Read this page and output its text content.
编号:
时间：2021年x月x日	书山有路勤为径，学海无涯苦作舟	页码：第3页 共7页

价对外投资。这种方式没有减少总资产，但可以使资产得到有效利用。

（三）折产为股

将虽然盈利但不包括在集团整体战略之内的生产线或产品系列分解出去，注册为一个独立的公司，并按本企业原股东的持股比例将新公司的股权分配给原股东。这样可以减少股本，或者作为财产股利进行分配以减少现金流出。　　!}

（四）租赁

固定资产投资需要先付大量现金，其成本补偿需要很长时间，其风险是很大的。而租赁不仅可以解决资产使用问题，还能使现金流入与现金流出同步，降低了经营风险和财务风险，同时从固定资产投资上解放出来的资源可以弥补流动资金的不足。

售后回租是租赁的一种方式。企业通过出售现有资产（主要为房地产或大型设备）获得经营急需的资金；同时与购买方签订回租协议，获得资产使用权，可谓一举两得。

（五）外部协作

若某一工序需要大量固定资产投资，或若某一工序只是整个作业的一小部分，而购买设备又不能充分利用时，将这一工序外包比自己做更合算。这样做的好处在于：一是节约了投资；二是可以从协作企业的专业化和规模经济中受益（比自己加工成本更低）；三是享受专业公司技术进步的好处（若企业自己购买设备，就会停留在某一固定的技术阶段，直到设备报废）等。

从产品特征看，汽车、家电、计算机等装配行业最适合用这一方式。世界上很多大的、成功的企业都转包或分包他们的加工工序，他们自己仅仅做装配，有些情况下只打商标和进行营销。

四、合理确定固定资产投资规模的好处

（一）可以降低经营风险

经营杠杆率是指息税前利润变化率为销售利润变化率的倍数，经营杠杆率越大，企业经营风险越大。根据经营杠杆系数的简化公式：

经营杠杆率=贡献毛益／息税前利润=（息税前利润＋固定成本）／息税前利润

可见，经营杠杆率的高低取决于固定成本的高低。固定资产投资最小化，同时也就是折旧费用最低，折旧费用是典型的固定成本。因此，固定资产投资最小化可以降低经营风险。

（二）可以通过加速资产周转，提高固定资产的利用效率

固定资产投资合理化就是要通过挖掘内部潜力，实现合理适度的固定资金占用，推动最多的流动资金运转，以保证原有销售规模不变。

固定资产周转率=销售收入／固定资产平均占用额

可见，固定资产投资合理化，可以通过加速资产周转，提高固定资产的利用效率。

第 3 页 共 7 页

··········

* [TASK TO COMPLETE]
Show the data once more, exactly as it was written.

* [ANSWER TO THIS TASK]
Read this page and output its text content.
编号:
时间：2021年x月x日	书山有路勤为径，学海无涯苦作舟	页码：第3页 共7页

价对外投资。这种方式没有减少总资产，但可以使资产得到有效利用。

（三）折产为股

将虽然盈利但不包括在集团整体战略之内的生产线或产品系列分解出去，注册为一个独立的公司，并按本企业原股东的持股比例将新公司的股权分配给原股东。这样可以减少股本，或者作为财产股利进行分配以减少现金流出。　　!}

（四）租赁

固定资产投资需要先付大量现金，其成本补偿需要很长时间，其风险是很大的。而租赁不仅可以解决资产使用问题，还能使现金流入与现金流出同步，降低了经营风险和财务风险，同时从固定资产投资上解放出来的资源可以弥补流动资金的不足。

售后回租是租赁的一种方式。企业通过出售现有资产（主要为房地产或大型设备）获得经营急需的资金；同时与购买方签订回租协议，获得资产使用权，可谓一举两得。

（五）外部协作

若某一工序需要大量固定资产投资，或若某一工序只是整个作业的一小部分，而购买设备又不能充分利用时，将这一工序外包比自己做更合算。这样做的好处在于：一是节约了投资；二是可以从协作企业的专业化和规模经济中受益（比自己加工成本更低）；三是享受专业公司技术进步的好处（若企业自己购买设备，就会停留在某一固定的技术阶段，直到设备报废）等。

从产品特征看，汽车、家电、计算机等装配行业最适合用这一方式。世界上很多大的、成功的企业都转包或分包他们的加工工序，他们自己仅仅做装配，有些情况下只打商标和进行营销。

四、合理确定固定资产投资规模的好处

（一）可以降低经营风险

经营杠杆率是指息税前利润变化率为销售利润变化率的倍数，经营杠杆率越大，企业经营风险越大。根据经营杠杆系数的简化公式：

经营杠杆率=贡献毛益／息税前利润=（息税前利润＋固定成本）／息税前利润

可见，经营杠杆率的高低取决于固定成本的高低。固定资产投资最小化，同时也就是折旧费用最低，折旧费用是典型的固定成本。因此，固定资产投资最小化可以降低经营风险。

（二）可以通过加速资产周转，提高固定资产的利用效率

固定资产投资合理化就是要通过挖掘内部潜力，实现合理适度的固定资金占用，推动最多的流动资金运转，以保证原有销售规模不变。

固定资产周转率=销售收入／固定资产平均占用额

可见，固定资产投资合理化，可以通过加速资产周转，提高固定资产的利用效率。

第 3 页 共 7 页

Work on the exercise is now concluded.